**EXERCISE PROMPT**
Copy the entries verbatim, starting at the very first line and ending at the line that contains "x-tick-label: 17 <box>265 382 278 395</box>", with that line included.

Records of where elements appear on the page:

☆ ☆ ☆ ☆ ☆ ☆ ☆

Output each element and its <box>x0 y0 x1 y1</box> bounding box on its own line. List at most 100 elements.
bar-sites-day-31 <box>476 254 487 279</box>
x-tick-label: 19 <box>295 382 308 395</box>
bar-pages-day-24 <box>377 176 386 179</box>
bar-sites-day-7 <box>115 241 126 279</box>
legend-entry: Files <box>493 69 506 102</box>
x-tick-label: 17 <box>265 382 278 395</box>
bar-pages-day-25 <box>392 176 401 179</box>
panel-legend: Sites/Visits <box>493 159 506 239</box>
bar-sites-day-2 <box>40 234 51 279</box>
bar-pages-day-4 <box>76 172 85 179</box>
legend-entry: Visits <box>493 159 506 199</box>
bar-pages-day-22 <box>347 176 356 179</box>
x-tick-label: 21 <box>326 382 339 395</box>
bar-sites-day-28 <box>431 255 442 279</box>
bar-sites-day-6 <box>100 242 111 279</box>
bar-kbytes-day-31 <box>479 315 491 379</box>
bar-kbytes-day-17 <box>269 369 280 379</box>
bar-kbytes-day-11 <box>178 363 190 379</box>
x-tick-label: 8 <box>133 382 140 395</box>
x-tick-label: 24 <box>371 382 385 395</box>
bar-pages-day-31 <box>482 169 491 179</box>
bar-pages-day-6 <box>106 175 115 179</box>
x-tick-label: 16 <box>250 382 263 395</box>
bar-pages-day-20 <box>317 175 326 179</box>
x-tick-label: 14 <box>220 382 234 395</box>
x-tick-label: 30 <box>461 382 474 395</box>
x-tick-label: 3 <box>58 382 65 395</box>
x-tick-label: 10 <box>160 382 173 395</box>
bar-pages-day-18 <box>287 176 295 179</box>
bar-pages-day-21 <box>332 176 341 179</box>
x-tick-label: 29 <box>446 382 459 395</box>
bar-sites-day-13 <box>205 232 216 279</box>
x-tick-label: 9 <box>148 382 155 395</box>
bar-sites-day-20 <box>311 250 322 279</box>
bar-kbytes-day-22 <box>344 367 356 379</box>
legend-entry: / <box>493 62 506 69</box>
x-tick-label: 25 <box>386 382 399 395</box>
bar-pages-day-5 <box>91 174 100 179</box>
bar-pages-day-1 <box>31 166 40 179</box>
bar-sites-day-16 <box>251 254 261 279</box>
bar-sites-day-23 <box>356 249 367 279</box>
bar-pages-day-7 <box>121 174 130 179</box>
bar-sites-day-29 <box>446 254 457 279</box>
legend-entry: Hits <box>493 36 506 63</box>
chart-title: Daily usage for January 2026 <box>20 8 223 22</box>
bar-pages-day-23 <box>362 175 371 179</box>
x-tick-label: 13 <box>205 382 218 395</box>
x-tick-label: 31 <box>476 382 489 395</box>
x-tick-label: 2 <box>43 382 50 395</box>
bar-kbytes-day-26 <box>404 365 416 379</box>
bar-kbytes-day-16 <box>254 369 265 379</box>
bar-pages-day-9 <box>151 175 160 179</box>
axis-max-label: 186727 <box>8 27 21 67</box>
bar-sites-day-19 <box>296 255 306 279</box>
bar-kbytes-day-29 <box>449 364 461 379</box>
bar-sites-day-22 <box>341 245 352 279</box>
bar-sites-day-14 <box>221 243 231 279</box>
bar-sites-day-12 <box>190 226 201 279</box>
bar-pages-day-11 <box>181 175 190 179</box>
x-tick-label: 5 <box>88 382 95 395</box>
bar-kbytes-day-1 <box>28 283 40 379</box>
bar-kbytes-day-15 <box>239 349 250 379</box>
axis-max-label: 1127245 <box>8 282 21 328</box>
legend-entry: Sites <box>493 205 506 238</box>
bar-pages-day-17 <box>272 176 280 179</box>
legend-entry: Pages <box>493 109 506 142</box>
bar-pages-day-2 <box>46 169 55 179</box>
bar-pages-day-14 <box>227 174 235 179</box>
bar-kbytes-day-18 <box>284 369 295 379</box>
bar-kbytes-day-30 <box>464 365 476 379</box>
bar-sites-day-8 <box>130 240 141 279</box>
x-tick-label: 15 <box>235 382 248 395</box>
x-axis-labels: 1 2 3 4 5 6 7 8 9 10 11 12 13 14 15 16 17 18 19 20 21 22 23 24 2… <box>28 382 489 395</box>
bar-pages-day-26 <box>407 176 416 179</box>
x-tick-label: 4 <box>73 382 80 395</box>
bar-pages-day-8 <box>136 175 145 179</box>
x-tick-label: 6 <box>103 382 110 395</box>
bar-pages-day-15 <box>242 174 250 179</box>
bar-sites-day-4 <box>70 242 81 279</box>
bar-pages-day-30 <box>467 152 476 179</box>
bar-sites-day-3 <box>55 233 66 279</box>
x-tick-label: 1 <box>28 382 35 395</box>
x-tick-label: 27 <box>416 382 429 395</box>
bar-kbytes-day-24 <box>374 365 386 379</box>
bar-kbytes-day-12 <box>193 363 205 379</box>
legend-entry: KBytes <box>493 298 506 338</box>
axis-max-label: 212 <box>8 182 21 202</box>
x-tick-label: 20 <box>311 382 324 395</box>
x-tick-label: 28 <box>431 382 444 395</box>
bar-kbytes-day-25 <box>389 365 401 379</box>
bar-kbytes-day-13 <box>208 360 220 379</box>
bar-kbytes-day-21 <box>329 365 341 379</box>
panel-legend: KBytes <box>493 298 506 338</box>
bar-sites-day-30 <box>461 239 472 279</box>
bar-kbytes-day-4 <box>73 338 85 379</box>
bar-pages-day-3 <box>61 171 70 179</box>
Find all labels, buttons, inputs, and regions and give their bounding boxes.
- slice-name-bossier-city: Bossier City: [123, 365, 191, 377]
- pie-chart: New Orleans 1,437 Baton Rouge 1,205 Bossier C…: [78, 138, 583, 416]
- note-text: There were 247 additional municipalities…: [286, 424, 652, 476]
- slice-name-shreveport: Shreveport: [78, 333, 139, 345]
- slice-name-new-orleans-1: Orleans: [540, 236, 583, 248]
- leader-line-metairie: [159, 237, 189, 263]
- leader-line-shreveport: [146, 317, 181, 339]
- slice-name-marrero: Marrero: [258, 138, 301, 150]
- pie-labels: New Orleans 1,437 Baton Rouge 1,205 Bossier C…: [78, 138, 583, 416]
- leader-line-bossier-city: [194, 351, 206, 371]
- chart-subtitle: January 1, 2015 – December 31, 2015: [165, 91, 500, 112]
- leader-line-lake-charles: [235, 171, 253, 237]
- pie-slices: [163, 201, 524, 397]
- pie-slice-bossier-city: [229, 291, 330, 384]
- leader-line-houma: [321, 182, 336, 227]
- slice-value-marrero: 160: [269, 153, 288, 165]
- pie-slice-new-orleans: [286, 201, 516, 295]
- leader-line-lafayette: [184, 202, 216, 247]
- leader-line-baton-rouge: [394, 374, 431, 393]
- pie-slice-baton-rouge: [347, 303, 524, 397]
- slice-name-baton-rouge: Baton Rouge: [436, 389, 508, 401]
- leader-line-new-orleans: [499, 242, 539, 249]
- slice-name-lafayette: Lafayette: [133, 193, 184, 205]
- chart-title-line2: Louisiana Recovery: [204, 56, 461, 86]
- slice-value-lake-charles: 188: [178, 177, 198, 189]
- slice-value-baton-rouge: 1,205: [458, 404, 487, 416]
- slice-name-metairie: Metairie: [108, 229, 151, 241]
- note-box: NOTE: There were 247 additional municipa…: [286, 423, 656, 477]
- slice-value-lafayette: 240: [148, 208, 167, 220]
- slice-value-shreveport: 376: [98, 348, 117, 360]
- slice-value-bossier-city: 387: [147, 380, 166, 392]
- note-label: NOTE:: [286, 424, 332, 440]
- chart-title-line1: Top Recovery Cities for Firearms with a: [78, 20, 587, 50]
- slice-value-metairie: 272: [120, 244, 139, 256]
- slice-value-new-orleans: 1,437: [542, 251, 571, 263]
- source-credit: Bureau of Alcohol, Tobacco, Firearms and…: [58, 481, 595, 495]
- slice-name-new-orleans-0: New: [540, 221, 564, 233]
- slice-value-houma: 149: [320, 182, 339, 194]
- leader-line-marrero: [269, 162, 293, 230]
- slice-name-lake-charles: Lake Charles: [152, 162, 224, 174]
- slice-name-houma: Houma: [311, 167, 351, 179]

☆ ☆ ☆ ☆ ☆ ☆ ☆

**TASK SOLUTION**
Output each element and its <box>x0 y0 x1 y1</box> bounding box on its own line. List at most 100 elements.
bar-sites-day-31 <box>476 254 487 279</box>
x-tick-label: 19 <box>295 382 308 395</box>
bar-pages-day-24 <box>377 176 386 179</box>
bar-sites-day-7 <box>115 241 126 279</box>
legend-entry: Files <box>493 69 506 102</box>
x-tick-label: 17 <box>265 382 278 395</box>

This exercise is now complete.